### Task to carry out
Within the records that follow, find every line containing the string "sind". Copy those lines.

— START OF Records shown —

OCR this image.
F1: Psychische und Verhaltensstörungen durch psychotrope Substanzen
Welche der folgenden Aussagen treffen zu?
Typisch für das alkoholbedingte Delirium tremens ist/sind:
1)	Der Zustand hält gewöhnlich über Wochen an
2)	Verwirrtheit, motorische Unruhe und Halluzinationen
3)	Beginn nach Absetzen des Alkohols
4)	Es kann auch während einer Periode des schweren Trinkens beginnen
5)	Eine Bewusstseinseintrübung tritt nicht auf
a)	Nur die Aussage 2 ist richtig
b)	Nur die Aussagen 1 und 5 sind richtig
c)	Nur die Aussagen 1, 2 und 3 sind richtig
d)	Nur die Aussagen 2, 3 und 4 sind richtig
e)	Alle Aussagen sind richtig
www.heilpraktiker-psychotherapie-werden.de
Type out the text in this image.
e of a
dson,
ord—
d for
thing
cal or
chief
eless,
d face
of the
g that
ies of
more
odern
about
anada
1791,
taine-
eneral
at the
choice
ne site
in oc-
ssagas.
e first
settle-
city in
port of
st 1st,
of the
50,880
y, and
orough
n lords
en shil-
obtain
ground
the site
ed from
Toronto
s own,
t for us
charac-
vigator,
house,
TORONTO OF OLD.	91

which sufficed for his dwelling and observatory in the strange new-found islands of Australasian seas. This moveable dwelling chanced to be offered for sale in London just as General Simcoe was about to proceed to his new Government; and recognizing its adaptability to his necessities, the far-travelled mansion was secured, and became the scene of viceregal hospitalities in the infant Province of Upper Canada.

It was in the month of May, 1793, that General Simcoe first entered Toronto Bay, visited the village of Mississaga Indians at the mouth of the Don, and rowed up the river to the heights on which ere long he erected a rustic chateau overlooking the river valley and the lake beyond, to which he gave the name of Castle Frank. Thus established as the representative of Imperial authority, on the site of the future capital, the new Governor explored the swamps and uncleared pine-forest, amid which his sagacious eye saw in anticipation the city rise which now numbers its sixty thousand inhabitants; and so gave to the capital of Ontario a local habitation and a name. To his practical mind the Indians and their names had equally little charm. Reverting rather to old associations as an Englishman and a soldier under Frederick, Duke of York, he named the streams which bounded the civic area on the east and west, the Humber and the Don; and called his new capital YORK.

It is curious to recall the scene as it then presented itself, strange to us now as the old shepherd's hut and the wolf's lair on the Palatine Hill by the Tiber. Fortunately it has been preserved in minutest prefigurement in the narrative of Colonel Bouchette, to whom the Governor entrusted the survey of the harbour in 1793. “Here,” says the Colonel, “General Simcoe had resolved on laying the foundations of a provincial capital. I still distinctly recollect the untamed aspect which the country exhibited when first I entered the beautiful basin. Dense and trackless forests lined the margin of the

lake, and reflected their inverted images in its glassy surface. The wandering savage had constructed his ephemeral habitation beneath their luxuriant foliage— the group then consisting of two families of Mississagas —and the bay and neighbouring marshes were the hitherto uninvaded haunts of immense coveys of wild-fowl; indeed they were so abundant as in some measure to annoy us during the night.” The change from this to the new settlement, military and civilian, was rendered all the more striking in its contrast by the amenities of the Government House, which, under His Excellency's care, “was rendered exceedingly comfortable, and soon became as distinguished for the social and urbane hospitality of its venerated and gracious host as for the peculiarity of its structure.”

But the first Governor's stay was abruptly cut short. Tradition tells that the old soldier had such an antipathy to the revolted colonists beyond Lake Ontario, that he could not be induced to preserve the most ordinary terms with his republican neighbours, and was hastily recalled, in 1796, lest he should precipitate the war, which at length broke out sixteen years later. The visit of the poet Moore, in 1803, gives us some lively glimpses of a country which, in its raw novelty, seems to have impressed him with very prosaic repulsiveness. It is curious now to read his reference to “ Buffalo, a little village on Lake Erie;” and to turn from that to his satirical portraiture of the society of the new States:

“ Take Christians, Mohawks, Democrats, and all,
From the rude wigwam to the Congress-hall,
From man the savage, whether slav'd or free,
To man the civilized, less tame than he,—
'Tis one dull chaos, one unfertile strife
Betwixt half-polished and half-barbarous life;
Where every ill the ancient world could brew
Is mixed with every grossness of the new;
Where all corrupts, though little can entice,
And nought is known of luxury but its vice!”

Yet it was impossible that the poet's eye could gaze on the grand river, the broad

— END OF Records shown —

### Answer to this problem
Typisch für das alkoholbedingte Delirium tremens ist/sind:
b)	Nur die Aussagen 1 und 5 sind richtig
c)	Nur die Aussagen 1, 2 und 3 sind richtig
d)	Nur die Aussagen 2, 3 und 4 sind richtig
e)	Alle Aussagen sind richtig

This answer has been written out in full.